What is expected =
From the entries below, count every line that contains the word "Collection". Please give the number and nothing else.

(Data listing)
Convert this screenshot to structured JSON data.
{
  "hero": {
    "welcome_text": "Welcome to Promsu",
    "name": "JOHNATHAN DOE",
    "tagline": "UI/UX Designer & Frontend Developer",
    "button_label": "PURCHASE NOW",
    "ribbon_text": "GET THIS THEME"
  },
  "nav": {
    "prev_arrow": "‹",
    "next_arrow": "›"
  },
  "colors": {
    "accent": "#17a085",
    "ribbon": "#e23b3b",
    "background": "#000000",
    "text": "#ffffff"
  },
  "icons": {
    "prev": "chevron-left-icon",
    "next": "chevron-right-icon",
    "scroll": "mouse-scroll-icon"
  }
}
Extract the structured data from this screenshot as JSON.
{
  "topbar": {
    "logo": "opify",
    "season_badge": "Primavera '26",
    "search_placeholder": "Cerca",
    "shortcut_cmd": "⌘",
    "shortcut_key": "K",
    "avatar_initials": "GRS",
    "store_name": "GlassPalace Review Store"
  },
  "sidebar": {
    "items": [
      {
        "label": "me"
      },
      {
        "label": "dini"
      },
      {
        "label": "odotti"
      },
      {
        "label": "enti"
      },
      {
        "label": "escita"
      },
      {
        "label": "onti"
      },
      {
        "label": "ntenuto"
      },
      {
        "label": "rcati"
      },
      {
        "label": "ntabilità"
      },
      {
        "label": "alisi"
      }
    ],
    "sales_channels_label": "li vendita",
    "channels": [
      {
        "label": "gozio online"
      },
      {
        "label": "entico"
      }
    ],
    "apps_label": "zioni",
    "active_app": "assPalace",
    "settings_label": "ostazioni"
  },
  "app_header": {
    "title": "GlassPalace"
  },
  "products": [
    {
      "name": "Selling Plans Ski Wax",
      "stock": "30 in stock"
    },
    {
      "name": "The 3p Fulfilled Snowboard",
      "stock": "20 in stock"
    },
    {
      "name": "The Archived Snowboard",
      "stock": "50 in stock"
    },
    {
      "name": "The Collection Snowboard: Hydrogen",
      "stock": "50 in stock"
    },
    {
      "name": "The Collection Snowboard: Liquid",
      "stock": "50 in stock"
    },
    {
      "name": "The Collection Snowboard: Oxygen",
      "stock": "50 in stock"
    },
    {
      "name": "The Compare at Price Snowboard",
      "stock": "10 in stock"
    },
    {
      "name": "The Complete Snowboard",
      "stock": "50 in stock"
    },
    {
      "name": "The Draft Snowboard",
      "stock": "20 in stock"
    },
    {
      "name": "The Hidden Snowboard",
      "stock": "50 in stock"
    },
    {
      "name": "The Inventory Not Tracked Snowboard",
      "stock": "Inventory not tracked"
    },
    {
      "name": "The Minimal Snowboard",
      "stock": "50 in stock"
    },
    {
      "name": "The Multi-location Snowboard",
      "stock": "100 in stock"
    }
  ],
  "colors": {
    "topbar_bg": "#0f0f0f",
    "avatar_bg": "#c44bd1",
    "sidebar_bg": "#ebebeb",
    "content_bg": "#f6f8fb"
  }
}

Response =
3